**WHAT YOU ARE ASKED TO DO:**
Report how many lines contain "Wanted". The answer is a single number.

**WORKING DATA:**
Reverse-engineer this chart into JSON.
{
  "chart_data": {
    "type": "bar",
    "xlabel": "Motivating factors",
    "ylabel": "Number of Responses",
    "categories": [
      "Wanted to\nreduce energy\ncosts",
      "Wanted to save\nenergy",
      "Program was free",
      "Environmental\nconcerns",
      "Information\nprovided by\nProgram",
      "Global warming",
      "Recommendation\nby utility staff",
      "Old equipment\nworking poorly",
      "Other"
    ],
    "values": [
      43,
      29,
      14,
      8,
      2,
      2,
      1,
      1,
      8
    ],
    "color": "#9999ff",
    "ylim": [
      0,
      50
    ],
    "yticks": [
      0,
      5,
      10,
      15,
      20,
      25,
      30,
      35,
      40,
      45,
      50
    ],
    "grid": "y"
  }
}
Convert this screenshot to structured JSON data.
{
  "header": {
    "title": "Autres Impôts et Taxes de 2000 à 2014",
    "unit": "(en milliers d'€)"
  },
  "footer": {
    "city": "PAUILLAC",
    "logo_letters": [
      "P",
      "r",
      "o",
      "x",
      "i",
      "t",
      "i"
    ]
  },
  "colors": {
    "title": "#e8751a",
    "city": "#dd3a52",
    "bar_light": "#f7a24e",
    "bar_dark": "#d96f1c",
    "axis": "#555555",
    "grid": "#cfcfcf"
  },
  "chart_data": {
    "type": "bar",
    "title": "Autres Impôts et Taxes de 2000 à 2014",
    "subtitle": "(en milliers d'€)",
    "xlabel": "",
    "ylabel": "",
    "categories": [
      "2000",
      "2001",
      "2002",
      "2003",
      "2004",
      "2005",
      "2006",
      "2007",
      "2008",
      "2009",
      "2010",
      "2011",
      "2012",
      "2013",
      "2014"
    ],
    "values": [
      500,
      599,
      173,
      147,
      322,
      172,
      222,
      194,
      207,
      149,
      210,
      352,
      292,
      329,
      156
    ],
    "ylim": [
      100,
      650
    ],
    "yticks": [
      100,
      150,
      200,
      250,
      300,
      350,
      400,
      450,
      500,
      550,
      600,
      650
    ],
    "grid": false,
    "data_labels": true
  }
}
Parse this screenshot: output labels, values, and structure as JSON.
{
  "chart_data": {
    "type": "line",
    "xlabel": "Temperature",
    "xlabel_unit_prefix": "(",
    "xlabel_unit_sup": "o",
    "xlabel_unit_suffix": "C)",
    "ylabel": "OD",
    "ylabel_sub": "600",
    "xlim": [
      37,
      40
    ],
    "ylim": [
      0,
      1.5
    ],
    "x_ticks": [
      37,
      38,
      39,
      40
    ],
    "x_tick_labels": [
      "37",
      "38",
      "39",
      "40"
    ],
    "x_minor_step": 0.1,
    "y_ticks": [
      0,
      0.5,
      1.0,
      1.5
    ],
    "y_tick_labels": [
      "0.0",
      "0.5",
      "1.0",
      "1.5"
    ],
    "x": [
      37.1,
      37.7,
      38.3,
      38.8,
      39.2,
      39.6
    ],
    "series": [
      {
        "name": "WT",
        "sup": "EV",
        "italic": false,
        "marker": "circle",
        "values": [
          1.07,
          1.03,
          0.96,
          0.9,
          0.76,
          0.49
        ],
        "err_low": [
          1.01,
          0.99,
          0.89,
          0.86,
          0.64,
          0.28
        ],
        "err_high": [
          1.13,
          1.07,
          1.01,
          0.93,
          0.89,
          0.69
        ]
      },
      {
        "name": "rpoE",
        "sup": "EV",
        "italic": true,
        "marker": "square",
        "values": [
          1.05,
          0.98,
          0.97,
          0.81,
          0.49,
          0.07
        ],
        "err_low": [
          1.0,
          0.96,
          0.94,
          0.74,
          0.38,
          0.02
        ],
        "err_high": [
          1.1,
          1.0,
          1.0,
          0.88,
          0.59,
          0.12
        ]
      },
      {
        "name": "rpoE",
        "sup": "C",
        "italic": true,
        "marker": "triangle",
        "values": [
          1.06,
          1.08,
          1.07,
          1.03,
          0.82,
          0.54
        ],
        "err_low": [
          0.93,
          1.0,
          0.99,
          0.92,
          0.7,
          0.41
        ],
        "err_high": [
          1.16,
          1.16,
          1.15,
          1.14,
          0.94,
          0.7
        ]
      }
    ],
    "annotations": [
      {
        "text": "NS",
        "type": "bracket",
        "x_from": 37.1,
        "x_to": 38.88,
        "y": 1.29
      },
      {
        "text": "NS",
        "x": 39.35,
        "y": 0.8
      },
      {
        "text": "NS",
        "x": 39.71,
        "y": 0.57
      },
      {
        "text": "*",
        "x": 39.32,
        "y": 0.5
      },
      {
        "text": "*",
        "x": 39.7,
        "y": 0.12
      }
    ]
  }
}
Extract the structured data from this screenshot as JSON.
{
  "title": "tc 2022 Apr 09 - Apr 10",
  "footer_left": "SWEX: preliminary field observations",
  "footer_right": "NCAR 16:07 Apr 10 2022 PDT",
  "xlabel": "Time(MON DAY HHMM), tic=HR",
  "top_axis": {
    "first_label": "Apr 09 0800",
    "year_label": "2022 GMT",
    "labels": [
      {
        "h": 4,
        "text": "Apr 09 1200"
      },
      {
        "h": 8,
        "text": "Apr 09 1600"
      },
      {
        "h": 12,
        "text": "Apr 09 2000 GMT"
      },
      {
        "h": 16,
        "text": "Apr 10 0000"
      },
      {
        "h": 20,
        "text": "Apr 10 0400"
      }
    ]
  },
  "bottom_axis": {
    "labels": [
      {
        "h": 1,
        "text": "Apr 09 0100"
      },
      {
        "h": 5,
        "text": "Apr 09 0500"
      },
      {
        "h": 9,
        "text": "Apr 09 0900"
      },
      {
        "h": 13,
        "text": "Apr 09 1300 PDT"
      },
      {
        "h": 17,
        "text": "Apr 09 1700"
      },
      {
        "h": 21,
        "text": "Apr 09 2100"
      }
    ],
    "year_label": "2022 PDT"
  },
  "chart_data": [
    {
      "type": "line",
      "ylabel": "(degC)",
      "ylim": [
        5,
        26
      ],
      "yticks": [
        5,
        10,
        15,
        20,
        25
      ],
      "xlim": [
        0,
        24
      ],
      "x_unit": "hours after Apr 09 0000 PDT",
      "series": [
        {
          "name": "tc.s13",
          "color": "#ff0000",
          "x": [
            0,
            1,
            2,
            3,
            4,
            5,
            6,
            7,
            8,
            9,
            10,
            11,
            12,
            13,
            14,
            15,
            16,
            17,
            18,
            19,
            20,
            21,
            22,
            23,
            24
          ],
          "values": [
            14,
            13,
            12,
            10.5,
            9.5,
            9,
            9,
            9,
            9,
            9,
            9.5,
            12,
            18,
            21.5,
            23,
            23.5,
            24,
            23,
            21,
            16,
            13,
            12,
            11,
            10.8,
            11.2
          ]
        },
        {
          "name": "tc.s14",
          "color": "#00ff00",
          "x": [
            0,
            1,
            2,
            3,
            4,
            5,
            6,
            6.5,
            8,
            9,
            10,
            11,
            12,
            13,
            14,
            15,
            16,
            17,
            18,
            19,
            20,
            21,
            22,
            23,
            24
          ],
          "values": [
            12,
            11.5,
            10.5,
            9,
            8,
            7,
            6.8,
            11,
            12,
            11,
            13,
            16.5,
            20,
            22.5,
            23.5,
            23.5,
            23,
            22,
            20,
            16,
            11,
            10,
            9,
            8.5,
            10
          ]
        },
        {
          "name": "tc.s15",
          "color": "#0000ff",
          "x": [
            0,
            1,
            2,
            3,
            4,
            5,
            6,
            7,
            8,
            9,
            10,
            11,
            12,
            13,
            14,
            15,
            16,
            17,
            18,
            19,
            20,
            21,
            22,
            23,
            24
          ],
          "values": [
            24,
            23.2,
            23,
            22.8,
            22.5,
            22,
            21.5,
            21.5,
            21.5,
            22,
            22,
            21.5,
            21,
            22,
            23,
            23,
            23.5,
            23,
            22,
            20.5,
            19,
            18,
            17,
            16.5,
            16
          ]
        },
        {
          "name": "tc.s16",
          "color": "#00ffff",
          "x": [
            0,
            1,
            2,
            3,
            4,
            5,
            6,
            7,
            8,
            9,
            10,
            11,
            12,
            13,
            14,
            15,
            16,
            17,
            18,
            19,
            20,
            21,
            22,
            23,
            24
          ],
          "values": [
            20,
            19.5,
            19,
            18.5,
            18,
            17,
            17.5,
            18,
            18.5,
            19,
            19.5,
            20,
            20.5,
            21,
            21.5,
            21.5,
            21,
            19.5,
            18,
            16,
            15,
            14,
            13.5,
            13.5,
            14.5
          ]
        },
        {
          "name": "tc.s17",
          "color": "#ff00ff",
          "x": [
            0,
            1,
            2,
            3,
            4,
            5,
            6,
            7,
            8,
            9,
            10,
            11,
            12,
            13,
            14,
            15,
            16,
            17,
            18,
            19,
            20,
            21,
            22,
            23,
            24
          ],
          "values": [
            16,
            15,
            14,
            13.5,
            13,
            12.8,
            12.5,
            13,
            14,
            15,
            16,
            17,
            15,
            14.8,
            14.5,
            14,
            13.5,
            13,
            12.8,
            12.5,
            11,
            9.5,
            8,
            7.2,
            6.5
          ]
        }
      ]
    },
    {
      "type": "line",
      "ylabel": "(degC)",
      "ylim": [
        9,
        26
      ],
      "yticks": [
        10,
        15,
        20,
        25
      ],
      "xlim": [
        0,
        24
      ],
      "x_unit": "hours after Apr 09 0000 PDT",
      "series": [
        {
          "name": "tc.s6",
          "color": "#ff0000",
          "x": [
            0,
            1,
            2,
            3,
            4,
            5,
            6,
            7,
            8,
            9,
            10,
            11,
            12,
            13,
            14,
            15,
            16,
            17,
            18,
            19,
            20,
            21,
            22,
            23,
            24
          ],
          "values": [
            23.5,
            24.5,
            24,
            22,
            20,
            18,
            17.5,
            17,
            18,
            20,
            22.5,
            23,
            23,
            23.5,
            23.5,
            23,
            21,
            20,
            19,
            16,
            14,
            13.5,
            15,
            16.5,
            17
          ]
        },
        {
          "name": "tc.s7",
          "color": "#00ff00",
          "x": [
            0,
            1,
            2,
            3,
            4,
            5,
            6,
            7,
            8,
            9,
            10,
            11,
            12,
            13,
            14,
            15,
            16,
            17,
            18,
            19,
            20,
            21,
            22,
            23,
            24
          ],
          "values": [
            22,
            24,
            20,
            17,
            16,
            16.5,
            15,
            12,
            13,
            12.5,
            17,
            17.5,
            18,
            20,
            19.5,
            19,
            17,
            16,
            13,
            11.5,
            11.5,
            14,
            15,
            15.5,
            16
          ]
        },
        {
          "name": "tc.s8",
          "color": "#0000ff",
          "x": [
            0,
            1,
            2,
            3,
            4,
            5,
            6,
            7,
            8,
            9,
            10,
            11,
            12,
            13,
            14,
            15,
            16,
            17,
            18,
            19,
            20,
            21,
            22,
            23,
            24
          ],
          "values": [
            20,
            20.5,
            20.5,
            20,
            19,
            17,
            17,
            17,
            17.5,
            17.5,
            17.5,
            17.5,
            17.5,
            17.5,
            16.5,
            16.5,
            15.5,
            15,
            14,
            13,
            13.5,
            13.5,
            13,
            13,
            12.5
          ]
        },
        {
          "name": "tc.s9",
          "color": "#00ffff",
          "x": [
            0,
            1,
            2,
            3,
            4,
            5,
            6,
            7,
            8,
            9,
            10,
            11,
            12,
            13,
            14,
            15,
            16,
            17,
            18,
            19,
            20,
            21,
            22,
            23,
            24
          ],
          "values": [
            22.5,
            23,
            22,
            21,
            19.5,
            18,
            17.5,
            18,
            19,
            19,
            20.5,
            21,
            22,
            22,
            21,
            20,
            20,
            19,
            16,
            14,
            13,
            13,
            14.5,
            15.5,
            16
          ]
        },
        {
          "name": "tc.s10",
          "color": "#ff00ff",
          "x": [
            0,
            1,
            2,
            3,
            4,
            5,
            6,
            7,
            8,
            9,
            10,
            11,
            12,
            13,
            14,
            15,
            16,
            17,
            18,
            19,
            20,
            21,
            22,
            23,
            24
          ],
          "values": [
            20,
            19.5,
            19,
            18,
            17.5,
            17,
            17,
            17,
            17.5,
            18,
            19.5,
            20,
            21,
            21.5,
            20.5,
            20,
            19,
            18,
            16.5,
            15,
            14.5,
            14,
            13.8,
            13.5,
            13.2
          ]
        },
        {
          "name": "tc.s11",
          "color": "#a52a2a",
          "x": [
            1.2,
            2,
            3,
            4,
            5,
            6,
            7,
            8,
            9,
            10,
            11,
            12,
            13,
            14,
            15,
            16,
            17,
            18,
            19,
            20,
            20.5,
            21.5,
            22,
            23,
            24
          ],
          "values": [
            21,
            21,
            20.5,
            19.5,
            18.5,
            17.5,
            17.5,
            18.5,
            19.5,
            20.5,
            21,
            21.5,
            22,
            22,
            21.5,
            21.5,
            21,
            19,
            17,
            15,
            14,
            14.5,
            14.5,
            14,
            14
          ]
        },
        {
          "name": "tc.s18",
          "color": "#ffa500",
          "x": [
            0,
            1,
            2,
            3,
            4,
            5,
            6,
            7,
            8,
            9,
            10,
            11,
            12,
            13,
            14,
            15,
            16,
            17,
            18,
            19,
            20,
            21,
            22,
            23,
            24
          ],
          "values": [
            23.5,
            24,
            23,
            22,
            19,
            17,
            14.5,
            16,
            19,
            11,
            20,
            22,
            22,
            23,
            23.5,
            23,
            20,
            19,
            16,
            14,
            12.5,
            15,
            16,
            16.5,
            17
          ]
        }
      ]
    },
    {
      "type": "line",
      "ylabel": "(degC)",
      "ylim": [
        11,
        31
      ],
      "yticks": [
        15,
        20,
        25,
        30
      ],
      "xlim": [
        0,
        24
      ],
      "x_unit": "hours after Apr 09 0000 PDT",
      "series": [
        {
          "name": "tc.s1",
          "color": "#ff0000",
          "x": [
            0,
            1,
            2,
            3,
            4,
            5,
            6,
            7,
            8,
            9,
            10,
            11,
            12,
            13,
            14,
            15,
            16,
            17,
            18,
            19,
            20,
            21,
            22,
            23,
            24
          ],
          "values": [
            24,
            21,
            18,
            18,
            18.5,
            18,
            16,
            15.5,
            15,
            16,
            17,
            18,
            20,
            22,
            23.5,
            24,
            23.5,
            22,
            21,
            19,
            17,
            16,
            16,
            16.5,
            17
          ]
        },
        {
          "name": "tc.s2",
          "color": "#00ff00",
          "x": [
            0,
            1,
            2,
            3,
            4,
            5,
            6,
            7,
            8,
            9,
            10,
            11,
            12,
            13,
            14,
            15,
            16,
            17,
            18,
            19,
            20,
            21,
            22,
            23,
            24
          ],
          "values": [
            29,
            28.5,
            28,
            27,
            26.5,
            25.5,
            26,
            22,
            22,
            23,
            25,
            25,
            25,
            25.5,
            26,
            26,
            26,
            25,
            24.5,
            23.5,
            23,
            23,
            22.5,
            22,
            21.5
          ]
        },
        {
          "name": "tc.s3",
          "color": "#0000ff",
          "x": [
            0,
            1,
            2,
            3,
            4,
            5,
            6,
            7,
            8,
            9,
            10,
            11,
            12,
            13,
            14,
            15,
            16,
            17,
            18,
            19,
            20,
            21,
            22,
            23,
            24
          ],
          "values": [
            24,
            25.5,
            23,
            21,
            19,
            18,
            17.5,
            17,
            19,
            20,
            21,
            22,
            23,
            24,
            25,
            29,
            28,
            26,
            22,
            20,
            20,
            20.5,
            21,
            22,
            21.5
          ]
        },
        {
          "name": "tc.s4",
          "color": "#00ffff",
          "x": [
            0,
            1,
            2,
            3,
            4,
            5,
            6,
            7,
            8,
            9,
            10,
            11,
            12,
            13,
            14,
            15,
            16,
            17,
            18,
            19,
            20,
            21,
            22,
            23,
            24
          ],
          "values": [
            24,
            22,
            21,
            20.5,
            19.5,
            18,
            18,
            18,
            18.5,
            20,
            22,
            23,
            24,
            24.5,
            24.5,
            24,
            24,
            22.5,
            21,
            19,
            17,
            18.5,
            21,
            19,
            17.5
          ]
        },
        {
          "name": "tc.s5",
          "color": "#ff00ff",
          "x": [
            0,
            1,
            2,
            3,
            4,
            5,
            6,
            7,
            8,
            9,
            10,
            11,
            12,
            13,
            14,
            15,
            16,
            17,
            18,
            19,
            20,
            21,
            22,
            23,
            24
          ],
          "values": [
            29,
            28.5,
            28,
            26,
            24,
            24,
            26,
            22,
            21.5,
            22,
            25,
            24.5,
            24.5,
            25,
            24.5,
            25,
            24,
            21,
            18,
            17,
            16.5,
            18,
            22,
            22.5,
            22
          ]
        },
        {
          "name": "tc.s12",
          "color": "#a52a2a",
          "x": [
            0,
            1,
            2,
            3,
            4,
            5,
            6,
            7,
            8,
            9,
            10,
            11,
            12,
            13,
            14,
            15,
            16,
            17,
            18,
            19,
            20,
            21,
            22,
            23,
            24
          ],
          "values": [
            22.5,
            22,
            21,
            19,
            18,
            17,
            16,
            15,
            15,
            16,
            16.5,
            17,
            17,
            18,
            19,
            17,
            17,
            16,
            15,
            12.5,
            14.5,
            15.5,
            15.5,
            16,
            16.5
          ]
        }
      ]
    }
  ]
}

**CORRECT RESPONSE:**
2